_Records for the task_
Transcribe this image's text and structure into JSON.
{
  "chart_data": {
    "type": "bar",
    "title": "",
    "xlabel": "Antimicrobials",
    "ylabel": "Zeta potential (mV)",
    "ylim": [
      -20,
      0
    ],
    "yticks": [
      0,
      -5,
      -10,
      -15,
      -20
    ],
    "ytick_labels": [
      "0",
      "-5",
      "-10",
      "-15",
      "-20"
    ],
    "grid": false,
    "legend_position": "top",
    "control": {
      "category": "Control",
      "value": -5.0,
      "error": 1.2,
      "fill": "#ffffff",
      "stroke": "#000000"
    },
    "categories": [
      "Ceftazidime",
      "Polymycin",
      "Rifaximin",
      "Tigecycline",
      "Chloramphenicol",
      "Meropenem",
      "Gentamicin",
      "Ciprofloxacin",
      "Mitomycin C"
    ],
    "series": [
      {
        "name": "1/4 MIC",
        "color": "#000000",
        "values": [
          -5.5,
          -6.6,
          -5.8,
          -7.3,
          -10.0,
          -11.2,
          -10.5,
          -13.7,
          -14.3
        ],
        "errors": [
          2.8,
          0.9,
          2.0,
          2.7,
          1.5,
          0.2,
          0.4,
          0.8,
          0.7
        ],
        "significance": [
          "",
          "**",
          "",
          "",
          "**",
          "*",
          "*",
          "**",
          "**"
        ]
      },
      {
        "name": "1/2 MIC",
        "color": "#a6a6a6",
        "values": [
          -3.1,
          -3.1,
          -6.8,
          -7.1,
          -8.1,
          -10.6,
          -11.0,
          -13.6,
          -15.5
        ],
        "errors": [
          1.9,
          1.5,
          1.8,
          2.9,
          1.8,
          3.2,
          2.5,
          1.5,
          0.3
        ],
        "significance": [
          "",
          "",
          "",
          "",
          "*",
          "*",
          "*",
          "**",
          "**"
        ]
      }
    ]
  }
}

_Brief_
Give all of the entries again, word for word.

_Solved problem_
Transcribe this image's text and structure into JSON.
{
  "chart_data": {
    "type": "bar",
    "title": "",
    "xlabel": "Antimicrobials",
    "ylabel": "Zeta potential (mV)",
    "ylim": [
      -20,
      0
    ],
    "yticks": [
      0,
      -5,
      -10,
      -15,
      -20
    ],
    "ytick_labels": [
      "0",
      "-5",
      "-10",
      "-15",
      "-20"
    ],
    "grid": false,
    "legend_position": "top",
    "control": {
      "category": "Control",
      "value": -5.0,
      "error": 1.2,
      "fill": "#ffffff",
      "stroke": "#000000"
    },
    "categories": [
      "Ceftazidime",
      "Polymycin",
      "Rifaximin",
      "Tigecycline",
      "Chloramphenicol",
      "Meropenem",
      "Gentamicin",
      "Ciprofloxacin",
      "Mitomycin C"
    ],
    "series": [
      {
        "name": "1/4 MIC",
        "color": "#000000",
        "values": [
          -5.5,
          -6.6,
          -5.8,
          -7.3,
          -10.0,
          -11.2,
          -10.5,
          -13.7,
          -14.3
        ],
        "errors": [
          2.8,
          0.9,
          2.0,
          2.7,
          1.5,
          0.2,
          0.4,
          0.8,
          0.7
        ],
        "significance": [
          "",
          "**",
          "",
          "",
          "**",
          "*",
          "*",
          "**",
          "**"
        ]
      },
      {
        "name": "1/2 MIC",
        "color": "#a6a6a6",
        "values": [
          -3.1,
          -3.1,
          -6.8,
          -7.1,
          -8.1,
          -10.6,
          -11.0,
          -13.6,
          -15.5
        ],
        "errors": [
          1.9,
          1.5,
          1.8,
          2.9,
          1.8,
          3.2,
          2.5,
          1.5,
          0.3
        ],
        "significance": [
          "",
          "",
          "",
          "",
          "*",
          "*",
          "*",
          "**",
          "**"
        ]
      }
    ]
  }
}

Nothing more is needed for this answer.